** start Material for the task **
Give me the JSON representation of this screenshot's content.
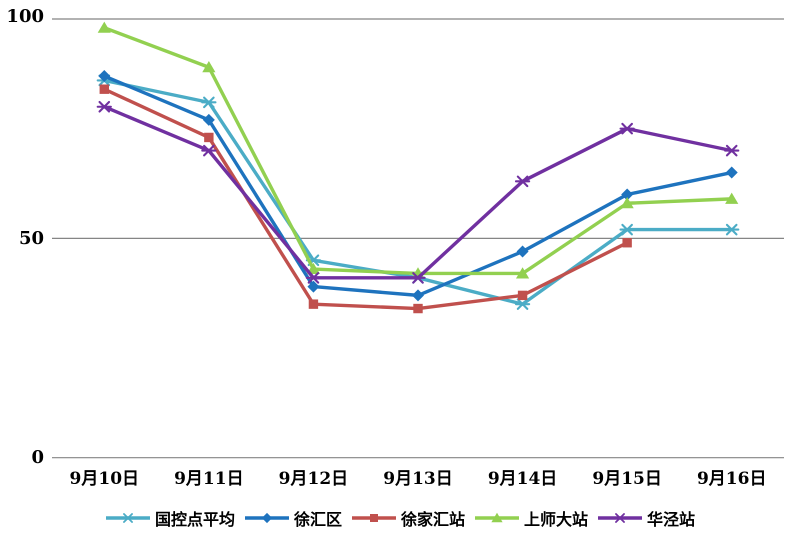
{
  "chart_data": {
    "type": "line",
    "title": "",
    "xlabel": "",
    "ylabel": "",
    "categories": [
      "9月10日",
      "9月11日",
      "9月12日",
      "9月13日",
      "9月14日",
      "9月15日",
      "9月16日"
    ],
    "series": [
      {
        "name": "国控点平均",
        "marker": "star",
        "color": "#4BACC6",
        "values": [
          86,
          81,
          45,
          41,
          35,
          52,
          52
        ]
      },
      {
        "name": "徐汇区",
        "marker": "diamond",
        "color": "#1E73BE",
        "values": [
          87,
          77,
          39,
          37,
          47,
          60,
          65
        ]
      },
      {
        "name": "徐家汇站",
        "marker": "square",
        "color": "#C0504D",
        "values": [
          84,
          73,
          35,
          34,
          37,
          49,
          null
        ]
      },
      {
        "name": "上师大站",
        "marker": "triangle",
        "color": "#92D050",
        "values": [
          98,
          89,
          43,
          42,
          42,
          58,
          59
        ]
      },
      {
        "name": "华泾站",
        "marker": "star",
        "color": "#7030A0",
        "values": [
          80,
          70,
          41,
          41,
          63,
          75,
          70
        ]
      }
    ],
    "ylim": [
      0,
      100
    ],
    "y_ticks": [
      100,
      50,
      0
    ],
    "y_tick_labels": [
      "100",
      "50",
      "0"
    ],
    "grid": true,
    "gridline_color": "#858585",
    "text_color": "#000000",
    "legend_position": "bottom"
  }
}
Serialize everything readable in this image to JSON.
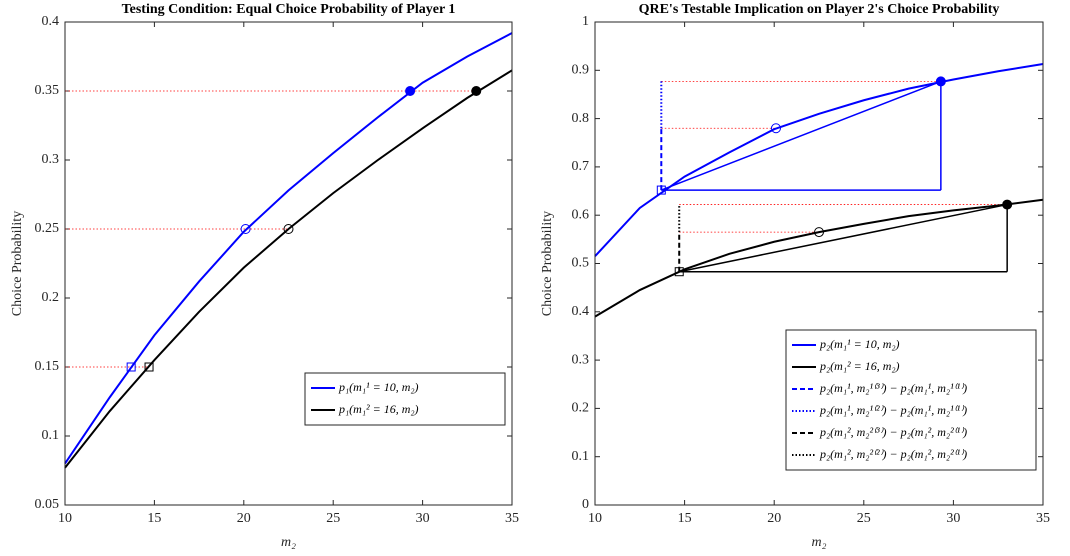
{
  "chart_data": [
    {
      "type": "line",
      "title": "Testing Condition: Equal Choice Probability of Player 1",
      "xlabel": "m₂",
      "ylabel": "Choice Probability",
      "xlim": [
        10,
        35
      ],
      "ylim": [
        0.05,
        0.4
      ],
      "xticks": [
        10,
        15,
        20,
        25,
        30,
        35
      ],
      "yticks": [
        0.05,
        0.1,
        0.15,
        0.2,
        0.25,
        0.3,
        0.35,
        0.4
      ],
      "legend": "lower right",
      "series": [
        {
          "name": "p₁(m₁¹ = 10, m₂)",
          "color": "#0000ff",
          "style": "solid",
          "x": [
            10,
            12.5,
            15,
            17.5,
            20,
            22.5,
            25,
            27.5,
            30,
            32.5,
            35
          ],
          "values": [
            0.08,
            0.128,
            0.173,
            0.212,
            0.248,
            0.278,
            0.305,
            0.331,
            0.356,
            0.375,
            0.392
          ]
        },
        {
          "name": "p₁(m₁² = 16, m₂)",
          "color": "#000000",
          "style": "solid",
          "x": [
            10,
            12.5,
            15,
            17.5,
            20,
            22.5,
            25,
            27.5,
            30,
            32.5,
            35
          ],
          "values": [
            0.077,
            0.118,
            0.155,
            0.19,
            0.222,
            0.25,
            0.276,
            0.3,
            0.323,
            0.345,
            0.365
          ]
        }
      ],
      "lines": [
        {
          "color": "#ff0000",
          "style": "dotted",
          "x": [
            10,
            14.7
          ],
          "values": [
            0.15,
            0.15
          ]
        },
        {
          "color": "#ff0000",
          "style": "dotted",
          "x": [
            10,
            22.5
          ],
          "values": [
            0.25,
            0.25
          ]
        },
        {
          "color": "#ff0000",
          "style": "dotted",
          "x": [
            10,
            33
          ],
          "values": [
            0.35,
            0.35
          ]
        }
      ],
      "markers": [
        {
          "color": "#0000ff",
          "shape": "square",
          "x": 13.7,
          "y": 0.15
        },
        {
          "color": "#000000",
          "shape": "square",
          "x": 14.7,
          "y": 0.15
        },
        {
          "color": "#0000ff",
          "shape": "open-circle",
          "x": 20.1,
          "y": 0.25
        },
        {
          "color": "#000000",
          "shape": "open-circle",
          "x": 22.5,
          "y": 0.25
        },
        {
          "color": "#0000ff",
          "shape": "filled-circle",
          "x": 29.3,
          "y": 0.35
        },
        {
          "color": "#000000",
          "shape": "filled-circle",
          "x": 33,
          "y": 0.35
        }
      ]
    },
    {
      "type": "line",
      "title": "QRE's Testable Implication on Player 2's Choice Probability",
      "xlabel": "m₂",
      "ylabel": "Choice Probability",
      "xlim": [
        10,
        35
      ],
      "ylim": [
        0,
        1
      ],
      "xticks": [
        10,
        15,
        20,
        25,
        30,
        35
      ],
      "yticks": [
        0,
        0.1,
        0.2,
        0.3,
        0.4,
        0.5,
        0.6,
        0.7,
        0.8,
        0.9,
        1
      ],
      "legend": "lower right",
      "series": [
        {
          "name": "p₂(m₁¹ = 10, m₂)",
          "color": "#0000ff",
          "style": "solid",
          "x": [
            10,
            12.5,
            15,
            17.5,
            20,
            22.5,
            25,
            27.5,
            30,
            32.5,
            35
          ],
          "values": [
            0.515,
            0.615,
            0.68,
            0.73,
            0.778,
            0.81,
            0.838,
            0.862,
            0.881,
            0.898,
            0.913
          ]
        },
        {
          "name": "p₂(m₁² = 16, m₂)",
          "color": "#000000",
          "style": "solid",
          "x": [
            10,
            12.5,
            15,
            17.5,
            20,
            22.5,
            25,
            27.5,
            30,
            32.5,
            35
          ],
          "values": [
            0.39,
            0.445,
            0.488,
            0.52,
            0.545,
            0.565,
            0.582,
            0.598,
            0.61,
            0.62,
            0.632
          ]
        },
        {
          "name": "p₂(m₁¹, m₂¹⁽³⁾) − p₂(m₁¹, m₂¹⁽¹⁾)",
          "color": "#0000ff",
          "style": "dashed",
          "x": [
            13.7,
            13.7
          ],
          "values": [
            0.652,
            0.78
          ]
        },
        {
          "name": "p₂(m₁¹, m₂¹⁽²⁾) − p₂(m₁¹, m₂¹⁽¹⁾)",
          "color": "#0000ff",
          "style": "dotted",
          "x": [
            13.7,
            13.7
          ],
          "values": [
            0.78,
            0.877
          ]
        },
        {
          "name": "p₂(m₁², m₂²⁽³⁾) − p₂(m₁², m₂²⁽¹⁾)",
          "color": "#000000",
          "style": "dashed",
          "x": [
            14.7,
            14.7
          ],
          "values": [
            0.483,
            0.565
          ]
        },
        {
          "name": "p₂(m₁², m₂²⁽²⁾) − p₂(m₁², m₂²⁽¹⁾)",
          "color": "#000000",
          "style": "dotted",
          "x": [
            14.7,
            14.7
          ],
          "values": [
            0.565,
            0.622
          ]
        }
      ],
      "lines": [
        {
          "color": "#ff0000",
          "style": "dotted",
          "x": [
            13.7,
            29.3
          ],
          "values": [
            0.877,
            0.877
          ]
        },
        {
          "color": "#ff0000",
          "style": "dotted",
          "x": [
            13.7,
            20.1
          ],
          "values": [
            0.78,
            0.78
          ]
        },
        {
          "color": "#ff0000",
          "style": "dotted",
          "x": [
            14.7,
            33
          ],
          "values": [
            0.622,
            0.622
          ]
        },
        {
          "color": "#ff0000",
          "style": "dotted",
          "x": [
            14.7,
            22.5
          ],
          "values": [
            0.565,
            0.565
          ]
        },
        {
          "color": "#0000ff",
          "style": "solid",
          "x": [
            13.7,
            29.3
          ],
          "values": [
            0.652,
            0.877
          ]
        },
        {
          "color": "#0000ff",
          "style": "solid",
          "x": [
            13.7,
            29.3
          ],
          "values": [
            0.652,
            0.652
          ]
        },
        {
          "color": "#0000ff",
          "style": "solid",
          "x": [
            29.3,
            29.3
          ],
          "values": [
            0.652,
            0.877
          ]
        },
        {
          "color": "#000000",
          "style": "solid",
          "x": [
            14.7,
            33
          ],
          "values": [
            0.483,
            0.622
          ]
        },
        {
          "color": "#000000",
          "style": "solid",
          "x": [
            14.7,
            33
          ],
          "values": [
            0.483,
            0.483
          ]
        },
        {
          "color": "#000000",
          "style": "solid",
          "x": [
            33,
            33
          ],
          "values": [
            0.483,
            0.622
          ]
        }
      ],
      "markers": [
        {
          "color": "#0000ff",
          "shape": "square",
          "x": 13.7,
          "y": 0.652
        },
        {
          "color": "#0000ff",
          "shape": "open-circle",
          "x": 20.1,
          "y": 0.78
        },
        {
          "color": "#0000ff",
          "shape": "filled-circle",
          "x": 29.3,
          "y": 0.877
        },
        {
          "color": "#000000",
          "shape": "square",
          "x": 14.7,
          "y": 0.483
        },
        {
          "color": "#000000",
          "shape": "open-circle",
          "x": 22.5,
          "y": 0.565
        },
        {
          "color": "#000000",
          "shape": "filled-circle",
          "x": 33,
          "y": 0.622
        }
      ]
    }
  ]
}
** end Material for the task **
▸ **Stated problem**
Look over the listing. Pull out every line with the string "Choice" in it.

▸ **Task output**
      "title": "Testing Condition: Equal Choice Probability of Player 1",
      "ylabel": "Choice Probability",
      "title": "QRE's Testable Implication on Player 2's Choice Probability",
      "ylabel": "Choice Probability",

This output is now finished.